WHAT NEEDS TO BE DONE: From the entries that follow, pick out all lines holding "plain".

==== RECORD EXTRACTS

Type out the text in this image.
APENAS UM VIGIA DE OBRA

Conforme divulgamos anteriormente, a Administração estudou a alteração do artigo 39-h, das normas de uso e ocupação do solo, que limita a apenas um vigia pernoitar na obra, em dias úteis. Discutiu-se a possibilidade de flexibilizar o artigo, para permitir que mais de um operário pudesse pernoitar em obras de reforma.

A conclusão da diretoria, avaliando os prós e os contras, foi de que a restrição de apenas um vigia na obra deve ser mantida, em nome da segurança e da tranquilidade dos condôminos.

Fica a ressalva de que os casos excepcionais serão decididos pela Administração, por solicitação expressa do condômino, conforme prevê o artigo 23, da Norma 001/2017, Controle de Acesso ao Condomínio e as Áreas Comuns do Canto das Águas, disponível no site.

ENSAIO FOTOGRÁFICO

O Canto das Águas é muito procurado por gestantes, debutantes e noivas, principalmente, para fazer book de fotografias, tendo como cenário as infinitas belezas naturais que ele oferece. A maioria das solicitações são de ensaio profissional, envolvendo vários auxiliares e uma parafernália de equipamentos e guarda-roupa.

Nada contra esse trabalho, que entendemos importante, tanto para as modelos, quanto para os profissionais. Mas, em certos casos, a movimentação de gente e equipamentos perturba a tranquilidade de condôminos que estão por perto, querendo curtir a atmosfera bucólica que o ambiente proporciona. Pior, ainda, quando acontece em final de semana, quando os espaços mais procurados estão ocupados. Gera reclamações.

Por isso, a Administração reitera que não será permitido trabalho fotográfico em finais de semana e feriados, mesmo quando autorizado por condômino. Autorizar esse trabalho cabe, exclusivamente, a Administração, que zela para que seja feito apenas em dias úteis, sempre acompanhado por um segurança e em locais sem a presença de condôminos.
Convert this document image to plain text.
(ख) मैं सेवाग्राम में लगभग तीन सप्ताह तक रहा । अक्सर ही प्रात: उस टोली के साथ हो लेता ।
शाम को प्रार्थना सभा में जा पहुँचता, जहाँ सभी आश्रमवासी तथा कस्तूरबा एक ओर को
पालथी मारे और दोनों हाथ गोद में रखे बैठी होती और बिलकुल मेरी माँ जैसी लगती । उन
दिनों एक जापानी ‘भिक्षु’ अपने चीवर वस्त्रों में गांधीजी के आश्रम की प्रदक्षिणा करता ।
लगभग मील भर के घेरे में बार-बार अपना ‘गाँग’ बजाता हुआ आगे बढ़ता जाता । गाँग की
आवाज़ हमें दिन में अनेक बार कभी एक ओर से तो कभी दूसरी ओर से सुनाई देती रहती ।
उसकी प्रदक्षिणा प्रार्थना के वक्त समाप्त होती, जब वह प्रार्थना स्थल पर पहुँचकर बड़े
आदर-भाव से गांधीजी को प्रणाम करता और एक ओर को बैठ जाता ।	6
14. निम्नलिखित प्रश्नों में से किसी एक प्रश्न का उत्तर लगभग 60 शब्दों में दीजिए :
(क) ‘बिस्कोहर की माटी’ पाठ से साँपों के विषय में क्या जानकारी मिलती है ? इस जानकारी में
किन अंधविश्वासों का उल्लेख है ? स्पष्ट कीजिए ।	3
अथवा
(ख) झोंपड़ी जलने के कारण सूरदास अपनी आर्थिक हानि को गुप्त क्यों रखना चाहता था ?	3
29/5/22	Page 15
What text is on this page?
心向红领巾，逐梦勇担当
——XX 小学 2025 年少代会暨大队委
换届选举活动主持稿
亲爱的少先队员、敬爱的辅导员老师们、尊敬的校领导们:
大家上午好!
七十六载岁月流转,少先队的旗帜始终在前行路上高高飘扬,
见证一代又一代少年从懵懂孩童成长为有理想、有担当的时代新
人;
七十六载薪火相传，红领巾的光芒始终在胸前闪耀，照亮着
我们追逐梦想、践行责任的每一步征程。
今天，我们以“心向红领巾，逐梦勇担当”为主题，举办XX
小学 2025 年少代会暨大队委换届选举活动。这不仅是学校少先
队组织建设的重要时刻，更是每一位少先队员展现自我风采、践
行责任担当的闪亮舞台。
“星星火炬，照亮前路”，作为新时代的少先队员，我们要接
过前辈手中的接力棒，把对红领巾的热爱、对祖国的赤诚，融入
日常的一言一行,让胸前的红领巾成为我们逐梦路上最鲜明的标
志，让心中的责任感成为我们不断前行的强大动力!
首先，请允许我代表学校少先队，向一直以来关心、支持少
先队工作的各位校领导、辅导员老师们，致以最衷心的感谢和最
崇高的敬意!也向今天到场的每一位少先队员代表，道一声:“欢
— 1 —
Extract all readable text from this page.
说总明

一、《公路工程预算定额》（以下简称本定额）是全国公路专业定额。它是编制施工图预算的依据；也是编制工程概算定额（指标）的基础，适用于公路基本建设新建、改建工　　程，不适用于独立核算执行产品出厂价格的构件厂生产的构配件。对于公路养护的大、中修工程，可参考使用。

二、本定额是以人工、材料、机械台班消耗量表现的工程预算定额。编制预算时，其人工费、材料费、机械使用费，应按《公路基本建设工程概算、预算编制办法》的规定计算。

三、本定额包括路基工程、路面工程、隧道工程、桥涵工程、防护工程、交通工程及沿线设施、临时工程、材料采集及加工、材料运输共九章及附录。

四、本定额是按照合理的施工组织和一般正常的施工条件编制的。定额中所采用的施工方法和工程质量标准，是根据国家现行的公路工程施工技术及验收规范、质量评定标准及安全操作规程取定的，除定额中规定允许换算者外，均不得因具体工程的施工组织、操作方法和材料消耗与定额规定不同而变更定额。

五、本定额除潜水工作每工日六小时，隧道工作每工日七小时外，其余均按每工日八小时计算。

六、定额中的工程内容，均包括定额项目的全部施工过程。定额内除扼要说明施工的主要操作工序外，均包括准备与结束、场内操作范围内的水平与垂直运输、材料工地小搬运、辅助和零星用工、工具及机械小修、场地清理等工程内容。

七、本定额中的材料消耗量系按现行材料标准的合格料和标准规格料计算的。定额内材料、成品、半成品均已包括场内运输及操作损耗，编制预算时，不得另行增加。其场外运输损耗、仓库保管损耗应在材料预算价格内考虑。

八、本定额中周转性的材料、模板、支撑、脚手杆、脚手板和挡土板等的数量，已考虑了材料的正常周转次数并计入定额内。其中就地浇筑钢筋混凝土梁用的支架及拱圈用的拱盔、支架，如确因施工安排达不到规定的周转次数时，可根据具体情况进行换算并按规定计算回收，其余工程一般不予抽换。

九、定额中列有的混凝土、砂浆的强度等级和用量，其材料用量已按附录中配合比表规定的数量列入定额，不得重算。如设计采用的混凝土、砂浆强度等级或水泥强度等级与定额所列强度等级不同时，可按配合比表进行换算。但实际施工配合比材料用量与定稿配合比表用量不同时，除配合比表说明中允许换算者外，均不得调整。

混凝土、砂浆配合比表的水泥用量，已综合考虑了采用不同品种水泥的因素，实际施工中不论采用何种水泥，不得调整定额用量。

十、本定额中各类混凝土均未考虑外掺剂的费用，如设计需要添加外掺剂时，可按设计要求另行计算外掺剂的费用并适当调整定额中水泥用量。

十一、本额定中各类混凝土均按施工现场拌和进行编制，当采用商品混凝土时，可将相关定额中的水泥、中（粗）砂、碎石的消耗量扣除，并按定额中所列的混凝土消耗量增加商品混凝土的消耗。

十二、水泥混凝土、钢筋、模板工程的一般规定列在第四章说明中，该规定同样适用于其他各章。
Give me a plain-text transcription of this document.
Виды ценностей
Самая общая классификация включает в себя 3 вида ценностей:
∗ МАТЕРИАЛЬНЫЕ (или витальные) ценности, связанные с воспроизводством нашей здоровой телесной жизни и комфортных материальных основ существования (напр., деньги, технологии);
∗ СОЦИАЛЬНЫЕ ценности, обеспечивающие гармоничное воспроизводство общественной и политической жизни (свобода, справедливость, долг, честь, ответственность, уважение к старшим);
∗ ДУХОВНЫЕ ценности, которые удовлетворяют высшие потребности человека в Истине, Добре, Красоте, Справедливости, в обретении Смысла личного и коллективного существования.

========

FINAL RESULT:
Convert this document image to plain text.
Give me a plain-text transcription of this document.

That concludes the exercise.